• _DATA ENTRIES_
■ ■ ■ ■ ■ ■ ■

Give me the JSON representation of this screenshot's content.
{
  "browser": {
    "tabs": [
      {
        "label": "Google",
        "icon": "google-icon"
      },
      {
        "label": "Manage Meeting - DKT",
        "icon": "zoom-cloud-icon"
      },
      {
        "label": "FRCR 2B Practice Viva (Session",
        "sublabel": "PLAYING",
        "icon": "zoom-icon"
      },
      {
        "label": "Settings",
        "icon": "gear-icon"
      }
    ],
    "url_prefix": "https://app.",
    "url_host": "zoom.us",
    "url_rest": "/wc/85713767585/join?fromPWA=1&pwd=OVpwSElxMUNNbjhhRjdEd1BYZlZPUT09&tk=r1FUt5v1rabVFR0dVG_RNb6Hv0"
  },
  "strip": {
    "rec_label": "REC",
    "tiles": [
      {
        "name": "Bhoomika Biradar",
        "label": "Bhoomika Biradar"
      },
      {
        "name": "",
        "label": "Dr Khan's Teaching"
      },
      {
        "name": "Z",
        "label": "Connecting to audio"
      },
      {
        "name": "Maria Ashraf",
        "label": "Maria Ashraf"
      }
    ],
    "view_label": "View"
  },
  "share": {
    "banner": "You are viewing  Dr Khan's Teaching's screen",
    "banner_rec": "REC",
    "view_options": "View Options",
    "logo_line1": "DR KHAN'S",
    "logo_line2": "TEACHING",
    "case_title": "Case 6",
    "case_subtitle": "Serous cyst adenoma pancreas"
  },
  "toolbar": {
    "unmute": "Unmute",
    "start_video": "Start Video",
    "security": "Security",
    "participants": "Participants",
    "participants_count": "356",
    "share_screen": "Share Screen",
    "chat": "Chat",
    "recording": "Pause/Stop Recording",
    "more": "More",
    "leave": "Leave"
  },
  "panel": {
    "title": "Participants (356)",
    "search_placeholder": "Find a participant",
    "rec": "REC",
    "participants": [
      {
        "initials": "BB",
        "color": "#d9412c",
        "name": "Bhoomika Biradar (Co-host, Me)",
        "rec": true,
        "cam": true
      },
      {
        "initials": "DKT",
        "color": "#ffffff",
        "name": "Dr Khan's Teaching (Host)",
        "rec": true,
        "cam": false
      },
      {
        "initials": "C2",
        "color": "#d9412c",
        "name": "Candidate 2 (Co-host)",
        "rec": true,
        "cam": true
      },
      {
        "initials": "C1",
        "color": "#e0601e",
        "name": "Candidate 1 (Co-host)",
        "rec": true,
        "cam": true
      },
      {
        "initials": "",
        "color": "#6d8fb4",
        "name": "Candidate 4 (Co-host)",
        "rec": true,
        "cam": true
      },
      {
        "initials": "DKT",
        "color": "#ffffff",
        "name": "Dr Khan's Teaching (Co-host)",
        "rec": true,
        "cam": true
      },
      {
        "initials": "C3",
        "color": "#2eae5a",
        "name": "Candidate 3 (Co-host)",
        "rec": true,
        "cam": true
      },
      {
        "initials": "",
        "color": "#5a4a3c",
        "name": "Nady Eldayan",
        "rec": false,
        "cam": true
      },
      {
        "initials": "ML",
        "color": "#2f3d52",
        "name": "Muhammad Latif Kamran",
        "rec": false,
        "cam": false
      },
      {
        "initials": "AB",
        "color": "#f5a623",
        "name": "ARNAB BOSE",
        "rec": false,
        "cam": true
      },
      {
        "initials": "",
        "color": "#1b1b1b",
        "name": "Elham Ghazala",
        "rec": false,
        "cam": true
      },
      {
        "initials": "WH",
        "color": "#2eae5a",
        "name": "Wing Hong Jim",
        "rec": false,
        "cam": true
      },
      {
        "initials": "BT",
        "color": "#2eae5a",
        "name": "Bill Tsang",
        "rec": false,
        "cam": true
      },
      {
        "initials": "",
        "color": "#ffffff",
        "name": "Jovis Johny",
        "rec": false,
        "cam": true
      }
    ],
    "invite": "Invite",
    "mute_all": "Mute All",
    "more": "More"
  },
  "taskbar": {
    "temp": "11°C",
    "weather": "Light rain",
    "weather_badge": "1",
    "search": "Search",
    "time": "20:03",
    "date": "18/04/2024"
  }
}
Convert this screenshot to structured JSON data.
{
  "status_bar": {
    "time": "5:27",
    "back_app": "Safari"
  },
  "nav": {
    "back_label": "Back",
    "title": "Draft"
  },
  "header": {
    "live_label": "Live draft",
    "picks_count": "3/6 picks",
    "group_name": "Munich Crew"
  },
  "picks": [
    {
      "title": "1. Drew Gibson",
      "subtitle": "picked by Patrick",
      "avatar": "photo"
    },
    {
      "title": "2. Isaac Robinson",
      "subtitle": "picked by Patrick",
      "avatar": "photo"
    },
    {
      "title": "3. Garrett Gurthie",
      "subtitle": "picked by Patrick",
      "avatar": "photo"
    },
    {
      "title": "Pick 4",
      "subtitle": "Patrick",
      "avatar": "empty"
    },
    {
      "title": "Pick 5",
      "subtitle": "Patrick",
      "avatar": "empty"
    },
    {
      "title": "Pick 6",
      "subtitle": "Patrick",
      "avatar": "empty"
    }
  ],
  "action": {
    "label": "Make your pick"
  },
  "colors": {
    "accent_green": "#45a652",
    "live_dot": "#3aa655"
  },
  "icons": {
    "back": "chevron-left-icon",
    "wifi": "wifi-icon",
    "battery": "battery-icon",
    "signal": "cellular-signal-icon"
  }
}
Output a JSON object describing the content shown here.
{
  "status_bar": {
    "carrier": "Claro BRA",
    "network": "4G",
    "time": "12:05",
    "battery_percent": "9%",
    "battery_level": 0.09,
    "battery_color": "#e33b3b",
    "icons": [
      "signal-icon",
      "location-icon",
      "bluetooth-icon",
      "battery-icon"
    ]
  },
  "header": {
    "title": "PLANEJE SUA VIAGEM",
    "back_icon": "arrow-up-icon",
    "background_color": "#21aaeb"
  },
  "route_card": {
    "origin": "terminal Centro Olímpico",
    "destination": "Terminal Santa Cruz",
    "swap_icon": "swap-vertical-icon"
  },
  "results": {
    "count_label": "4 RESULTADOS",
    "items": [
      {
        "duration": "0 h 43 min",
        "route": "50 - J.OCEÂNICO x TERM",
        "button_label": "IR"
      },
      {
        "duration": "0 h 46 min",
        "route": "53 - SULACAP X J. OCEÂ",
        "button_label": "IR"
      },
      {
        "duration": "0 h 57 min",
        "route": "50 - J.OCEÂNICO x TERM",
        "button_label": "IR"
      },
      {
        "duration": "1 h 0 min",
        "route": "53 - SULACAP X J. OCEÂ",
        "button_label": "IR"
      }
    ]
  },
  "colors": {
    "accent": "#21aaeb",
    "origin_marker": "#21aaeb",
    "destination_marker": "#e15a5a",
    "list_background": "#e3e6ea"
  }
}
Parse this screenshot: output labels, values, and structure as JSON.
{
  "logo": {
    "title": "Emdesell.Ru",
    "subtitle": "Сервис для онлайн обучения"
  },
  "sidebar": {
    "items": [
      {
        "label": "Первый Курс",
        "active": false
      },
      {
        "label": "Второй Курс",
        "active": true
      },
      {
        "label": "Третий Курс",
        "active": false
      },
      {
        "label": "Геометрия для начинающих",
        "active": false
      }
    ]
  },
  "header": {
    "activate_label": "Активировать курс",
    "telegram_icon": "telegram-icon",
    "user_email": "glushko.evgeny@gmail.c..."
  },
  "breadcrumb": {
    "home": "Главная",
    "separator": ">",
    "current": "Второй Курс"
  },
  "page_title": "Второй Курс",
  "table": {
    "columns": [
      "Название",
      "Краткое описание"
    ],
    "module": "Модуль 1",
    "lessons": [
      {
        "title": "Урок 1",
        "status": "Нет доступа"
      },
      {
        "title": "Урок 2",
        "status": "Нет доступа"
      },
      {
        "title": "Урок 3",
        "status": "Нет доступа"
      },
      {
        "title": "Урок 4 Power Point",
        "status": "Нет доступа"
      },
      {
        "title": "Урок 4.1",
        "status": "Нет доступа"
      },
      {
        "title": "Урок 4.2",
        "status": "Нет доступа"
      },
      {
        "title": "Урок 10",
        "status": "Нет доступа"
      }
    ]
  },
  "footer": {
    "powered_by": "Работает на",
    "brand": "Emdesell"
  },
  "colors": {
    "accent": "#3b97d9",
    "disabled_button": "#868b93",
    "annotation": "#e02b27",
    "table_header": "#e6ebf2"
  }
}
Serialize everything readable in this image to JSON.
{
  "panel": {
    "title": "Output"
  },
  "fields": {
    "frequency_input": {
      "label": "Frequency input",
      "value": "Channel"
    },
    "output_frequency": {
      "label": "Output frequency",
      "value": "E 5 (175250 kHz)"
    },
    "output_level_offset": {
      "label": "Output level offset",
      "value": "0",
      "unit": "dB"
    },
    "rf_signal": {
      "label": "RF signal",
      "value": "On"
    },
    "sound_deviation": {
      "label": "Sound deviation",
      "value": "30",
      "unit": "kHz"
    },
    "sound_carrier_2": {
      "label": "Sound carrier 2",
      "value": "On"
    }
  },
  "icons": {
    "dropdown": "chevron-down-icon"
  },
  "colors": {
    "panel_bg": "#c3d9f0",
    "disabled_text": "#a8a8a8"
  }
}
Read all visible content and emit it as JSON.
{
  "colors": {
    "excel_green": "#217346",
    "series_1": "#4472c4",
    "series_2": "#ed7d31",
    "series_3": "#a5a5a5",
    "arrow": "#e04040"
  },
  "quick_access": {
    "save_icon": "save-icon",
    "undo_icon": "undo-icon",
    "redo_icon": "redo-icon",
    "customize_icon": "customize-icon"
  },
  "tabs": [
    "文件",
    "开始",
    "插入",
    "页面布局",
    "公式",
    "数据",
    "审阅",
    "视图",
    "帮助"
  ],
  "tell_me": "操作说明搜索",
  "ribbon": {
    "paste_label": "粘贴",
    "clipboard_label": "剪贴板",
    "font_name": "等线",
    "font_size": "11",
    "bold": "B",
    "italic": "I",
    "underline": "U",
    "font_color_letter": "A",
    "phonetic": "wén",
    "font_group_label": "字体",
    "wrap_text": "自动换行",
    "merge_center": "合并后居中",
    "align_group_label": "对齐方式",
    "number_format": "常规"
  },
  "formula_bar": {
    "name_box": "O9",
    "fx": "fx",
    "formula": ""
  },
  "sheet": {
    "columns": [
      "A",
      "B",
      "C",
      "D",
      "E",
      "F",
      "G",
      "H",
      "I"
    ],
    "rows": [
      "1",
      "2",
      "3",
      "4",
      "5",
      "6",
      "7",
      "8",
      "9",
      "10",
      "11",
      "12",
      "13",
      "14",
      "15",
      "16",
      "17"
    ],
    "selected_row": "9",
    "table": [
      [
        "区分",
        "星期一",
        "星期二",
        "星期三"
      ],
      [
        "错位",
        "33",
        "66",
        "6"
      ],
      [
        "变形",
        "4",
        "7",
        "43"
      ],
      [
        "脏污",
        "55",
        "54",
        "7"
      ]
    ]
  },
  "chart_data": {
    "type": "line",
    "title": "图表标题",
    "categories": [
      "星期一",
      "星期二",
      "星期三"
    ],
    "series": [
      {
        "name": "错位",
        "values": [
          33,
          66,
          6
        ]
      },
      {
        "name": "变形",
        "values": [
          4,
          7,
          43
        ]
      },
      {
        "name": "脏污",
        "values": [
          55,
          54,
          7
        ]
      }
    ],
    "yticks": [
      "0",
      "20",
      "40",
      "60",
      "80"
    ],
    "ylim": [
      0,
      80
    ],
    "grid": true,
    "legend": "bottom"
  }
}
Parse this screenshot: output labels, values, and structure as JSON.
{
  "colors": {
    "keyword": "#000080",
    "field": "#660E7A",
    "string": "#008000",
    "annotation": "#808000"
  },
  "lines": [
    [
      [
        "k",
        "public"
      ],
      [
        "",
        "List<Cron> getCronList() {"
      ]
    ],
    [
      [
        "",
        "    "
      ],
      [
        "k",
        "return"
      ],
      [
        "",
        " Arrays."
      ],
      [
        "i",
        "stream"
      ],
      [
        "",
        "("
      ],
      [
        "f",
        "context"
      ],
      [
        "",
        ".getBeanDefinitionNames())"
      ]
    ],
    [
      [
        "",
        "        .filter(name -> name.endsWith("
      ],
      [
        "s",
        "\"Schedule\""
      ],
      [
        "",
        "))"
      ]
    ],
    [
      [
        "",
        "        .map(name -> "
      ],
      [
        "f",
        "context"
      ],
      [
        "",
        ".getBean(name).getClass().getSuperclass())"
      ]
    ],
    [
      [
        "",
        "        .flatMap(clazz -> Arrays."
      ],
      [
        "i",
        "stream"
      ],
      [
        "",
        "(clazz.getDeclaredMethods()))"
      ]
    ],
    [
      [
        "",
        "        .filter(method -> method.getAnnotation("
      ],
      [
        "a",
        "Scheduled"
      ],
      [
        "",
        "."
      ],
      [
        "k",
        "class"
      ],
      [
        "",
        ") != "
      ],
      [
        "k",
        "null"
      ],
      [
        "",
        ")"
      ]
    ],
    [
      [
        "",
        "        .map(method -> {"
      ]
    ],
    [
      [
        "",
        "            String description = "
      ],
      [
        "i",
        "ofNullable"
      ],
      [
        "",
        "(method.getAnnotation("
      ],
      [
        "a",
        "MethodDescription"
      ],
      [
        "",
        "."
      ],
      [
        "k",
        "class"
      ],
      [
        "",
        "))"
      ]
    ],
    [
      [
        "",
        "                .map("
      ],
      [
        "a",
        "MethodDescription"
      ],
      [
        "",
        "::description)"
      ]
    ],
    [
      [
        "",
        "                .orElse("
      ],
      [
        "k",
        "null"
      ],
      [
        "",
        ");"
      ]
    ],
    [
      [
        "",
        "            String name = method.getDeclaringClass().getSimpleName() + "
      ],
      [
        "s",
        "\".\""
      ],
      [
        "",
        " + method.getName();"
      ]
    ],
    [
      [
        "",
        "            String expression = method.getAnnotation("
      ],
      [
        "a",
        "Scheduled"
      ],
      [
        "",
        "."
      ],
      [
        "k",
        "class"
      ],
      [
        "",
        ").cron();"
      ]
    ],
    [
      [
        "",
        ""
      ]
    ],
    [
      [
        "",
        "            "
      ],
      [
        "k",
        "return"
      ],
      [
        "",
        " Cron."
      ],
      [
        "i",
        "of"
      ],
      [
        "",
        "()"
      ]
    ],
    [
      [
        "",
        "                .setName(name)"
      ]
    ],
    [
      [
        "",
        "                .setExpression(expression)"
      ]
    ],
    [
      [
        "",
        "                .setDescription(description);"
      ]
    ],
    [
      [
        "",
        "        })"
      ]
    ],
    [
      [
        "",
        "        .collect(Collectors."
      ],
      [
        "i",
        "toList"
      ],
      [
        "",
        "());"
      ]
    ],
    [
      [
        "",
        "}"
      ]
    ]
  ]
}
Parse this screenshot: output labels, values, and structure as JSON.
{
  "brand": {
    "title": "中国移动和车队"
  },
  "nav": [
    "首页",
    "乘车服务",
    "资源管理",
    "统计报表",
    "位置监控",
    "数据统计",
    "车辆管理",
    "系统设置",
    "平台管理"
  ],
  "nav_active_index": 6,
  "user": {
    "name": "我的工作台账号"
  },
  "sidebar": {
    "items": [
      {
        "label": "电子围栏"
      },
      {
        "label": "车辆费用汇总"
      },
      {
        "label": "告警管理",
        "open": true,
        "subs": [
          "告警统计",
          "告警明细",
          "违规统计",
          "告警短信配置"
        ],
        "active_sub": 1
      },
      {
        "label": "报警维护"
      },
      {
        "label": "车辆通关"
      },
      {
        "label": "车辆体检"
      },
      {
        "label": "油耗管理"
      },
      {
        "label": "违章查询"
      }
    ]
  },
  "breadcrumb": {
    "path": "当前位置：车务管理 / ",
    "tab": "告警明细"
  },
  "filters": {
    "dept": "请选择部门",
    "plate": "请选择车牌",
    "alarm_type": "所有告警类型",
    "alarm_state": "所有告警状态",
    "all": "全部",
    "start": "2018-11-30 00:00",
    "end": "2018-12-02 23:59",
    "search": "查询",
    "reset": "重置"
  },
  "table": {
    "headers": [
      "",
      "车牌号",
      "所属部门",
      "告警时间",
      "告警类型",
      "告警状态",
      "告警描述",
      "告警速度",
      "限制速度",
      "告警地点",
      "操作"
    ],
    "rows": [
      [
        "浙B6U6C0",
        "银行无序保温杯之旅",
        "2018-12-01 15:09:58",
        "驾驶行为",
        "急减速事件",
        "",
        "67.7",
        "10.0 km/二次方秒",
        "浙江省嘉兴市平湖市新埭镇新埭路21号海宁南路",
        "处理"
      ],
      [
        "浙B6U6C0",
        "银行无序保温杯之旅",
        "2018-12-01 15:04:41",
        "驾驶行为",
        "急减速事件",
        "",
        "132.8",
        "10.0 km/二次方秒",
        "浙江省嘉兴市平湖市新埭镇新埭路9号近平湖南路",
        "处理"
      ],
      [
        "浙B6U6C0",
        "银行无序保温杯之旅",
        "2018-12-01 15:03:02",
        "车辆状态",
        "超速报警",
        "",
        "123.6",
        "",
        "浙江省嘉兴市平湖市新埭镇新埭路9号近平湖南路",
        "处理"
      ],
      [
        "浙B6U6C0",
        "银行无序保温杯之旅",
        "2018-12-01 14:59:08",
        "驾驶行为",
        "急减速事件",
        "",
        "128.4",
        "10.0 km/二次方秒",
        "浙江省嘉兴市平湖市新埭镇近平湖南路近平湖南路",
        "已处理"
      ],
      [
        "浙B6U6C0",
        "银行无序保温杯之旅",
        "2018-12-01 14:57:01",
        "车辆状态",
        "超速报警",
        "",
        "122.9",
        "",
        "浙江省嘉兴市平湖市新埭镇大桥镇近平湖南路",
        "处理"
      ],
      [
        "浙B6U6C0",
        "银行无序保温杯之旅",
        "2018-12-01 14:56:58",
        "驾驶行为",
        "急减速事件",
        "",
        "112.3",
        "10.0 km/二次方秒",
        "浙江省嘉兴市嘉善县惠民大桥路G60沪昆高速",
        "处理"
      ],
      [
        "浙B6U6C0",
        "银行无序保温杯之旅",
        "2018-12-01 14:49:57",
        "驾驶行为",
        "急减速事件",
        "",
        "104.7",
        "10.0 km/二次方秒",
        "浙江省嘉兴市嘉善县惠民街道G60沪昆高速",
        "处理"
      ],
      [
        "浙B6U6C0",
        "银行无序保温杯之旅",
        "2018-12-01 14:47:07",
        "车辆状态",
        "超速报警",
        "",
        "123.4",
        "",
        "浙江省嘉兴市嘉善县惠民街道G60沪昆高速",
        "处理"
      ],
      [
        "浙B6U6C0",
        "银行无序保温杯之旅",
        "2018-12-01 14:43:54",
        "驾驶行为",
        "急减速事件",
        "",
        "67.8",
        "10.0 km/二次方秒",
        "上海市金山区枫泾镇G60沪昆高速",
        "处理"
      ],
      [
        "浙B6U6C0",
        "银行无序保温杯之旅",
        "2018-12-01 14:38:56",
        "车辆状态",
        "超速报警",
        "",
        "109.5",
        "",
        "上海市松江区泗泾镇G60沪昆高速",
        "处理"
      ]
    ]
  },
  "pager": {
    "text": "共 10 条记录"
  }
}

■ ■ ■ ■ ■ ■ ■

• _YOUR GOAL_
Give the count of lines in the data above that hold the string "clazz", with no additional words.

• _REPLY_
2